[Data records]
· · · · · · ·
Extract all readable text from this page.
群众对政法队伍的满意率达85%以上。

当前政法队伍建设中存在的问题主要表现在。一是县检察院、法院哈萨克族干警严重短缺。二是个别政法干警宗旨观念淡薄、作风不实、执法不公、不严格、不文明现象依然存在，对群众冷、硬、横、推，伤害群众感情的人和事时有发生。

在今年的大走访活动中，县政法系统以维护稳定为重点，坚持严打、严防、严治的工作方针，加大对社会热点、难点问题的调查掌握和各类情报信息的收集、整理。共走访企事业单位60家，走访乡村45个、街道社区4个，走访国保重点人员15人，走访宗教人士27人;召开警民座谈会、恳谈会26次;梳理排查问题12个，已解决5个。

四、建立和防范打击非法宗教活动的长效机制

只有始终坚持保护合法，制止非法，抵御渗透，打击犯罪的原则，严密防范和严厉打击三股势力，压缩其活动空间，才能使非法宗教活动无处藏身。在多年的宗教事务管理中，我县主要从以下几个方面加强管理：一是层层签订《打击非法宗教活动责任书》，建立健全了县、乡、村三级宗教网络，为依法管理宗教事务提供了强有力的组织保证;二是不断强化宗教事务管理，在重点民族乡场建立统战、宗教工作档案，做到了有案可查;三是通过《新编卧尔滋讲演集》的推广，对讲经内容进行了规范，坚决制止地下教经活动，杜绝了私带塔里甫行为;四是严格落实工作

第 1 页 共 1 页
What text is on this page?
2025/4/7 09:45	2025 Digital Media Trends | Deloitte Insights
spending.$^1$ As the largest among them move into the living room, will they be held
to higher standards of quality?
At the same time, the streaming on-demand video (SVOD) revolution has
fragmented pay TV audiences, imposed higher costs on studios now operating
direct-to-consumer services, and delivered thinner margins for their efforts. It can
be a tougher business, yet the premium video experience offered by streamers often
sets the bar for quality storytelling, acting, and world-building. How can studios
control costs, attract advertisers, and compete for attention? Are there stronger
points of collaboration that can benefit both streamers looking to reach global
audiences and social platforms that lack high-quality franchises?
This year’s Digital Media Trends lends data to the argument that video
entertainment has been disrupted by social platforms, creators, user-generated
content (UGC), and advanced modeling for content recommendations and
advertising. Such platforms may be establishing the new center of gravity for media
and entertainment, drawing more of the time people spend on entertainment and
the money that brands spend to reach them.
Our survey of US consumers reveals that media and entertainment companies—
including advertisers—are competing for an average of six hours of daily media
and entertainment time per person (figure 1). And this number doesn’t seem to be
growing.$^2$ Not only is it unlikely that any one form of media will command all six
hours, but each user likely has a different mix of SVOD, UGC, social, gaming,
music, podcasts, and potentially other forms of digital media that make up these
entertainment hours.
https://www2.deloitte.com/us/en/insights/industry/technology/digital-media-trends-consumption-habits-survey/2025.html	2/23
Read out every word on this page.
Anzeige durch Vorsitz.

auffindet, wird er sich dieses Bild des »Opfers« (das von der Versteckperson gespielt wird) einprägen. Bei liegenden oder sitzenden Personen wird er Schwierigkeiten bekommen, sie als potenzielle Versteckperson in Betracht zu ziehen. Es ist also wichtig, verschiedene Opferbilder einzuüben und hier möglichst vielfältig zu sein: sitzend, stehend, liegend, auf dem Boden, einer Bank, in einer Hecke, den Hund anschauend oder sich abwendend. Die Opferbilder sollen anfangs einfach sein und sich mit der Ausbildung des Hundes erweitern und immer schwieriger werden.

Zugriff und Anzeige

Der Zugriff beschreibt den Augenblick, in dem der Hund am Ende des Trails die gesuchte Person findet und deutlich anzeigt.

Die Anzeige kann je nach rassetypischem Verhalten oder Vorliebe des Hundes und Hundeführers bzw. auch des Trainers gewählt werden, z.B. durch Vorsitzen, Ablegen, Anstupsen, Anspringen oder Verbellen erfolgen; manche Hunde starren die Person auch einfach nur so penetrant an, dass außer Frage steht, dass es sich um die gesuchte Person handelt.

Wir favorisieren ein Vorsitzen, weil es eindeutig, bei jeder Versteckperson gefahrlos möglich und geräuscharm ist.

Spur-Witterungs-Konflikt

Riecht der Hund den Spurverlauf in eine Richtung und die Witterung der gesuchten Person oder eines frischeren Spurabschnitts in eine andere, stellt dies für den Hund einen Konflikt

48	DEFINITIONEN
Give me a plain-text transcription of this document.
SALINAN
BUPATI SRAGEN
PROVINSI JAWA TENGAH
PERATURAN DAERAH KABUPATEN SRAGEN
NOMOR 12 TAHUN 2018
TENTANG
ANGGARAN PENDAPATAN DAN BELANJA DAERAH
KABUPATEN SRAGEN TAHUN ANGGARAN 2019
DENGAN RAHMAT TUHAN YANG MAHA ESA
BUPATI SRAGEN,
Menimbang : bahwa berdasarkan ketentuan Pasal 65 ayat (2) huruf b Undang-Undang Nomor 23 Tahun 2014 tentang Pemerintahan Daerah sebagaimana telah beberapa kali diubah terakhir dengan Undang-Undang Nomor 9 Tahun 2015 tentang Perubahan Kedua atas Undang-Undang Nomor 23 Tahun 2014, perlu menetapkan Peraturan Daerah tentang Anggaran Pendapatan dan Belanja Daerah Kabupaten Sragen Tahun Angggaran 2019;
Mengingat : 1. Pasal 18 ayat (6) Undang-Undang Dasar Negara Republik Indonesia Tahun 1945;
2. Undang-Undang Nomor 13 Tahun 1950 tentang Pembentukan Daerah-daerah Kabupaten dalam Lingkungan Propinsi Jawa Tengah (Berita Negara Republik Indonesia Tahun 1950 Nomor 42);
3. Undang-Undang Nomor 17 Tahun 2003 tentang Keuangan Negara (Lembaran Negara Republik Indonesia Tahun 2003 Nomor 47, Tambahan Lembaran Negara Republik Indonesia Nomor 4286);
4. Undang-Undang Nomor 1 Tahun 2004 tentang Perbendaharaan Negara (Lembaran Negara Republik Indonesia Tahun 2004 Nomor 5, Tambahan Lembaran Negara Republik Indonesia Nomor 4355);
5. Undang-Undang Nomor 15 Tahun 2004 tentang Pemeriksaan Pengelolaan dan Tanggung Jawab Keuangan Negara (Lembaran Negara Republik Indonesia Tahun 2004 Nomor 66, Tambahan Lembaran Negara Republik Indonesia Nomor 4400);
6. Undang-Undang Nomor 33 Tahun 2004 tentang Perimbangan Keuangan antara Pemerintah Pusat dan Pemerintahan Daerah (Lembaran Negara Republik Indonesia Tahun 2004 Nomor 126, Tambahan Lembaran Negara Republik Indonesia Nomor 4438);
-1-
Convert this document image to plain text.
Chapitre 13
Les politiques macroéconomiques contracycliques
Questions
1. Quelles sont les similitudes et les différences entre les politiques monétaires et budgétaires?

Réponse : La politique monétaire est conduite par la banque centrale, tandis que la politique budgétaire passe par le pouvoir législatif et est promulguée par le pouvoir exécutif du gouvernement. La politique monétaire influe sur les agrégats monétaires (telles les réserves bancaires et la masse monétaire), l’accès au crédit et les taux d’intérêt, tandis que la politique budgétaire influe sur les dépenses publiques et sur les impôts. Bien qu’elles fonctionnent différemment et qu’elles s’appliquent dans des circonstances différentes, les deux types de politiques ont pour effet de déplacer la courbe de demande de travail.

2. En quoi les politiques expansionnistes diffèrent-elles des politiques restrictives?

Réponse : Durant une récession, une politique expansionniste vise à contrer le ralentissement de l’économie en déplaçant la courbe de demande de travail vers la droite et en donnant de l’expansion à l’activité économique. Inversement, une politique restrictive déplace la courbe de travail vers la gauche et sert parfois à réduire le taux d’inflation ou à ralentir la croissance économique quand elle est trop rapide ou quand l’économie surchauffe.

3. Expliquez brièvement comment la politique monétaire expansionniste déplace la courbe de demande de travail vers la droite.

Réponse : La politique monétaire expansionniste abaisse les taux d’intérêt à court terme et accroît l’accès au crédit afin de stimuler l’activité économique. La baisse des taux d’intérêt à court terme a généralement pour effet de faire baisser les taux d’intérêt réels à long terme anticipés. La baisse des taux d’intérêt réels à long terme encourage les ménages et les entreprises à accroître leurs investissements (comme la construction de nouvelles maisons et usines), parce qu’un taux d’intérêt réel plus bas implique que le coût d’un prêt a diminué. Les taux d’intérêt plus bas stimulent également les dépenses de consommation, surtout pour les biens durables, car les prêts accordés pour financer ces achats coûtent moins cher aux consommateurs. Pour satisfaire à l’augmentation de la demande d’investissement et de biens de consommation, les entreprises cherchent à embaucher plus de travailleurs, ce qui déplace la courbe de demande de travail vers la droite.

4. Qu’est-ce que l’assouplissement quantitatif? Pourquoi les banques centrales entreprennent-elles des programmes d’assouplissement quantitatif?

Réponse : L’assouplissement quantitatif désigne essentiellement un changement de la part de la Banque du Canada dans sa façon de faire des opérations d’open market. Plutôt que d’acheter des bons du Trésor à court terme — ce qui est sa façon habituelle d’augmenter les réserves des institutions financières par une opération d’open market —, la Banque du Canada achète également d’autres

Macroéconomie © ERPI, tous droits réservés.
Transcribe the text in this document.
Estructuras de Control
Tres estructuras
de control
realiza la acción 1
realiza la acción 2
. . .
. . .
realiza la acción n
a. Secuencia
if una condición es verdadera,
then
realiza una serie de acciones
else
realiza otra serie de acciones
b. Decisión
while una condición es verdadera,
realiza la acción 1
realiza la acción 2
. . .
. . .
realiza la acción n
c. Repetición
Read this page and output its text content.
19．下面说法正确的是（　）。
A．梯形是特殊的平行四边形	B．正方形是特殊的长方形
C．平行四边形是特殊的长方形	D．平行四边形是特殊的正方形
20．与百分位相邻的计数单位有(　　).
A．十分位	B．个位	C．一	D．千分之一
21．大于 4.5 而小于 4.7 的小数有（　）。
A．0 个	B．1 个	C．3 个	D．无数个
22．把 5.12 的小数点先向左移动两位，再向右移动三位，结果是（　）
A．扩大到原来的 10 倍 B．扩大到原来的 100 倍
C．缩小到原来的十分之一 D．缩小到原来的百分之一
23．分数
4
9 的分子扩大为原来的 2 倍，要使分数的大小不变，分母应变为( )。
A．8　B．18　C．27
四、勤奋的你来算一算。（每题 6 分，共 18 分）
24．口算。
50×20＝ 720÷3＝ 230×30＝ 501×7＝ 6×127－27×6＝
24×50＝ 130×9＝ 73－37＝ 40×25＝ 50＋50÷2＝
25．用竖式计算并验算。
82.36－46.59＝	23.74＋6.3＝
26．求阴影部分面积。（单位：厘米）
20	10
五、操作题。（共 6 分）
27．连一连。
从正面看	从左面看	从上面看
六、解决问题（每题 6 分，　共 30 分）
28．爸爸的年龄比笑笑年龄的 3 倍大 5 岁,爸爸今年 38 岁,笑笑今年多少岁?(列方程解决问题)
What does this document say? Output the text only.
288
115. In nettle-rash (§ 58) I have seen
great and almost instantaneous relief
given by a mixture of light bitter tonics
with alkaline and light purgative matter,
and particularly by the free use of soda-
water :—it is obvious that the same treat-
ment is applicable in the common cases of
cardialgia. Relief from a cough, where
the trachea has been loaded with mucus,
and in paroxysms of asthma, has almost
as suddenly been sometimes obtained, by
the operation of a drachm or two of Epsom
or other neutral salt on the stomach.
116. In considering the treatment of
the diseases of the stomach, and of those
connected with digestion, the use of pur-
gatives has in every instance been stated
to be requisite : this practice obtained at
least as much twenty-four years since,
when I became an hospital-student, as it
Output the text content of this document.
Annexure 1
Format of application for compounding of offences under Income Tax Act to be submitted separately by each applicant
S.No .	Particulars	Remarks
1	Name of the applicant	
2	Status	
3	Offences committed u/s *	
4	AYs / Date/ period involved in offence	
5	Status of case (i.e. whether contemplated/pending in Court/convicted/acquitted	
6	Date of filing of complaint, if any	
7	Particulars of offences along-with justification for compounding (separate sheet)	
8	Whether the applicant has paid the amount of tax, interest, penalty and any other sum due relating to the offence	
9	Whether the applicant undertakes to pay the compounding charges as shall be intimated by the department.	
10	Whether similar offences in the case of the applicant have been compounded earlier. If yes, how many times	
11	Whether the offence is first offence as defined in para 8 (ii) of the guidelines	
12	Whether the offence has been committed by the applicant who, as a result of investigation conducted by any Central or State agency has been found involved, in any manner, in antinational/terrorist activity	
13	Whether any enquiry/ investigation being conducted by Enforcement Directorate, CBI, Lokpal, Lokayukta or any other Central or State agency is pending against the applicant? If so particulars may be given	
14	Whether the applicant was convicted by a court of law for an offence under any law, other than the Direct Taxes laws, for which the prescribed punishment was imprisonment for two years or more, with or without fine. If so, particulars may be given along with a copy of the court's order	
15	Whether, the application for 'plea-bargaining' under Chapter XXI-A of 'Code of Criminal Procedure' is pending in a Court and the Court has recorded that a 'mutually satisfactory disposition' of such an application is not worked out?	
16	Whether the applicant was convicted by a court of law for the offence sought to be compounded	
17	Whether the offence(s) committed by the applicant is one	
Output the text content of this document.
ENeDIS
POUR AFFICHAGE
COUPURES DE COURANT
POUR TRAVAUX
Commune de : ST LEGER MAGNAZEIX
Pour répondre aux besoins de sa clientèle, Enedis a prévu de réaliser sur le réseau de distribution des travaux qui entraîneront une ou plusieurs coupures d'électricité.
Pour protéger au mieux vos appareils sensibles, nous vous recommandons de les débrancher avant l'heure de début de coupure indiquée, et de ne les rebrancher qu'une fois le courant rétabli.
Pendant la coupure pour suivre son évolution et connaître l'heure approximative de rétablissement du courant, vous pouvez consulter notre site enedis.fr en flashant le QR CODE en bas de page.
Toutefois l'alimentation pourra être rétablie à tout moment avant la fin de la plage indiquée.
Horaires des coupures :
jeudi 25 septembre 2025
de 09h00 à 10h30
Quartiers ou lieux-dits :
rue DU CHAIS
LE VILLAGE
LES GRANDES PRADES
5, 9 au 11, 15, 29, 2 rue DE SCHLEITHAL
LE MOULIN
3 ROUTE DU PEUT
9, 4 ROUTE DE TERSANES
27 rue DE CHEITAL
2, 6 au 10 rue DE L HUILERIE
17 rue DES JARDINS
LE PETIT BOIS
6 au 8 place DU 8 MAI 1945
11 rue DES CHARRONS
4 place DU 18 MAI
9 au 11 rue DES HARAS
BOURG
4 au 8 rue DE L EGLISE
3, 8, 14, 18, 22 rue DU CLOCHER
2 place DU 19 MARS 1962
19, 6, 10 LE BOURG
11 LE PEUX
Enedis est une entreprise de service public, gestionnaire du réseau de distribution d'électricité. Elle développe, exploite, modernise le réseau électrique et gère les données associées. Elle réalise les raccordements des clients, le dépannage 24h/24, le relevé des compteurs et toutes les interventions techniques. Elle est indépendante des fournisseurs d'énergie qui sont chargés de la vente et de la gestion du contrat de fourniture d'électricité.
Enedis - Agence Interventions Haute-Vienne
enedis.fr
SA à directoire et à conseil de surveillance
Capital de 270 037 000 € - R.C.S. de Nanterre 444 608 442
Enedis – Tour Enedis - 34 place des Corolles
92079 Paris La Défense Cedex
· · · · · · ·
**Exercise details:**
Pull out all lines from the listing that contain the string "Keuangan".

**Solution:**
3. Undang-Undang Nomor 17 Tahun 2003 tentang Keuangan Negara (Lembaran Negara Republik Indonesia Tahun 2003 Nomor 47, Tambahan Lembaran Negara Republik Indonesia Nomor 4286);
5. Undang-Undang Nomor 15 Tahun 2004 tentang Pemeriksaan Pengelolaan dan Tanggung Jawab Keuangan Negara (Lembaran Negara Republik Indonesia Tahun 2004 Nomor 66, Tambahan Lembaran Negara Republik Indonesia Nomor 4400);
6. Undang-Undang Nomor 33 Tahun 2004 tentang Perimbangan Keuangan antara Pemerintah Pusat dan Pemerintahan Daerah (Lembaran Negara Republik Indonesia Tahun 2004 Nomor 126, Tambahan Lembaran Negara Republik Indonesia Nomor 4438);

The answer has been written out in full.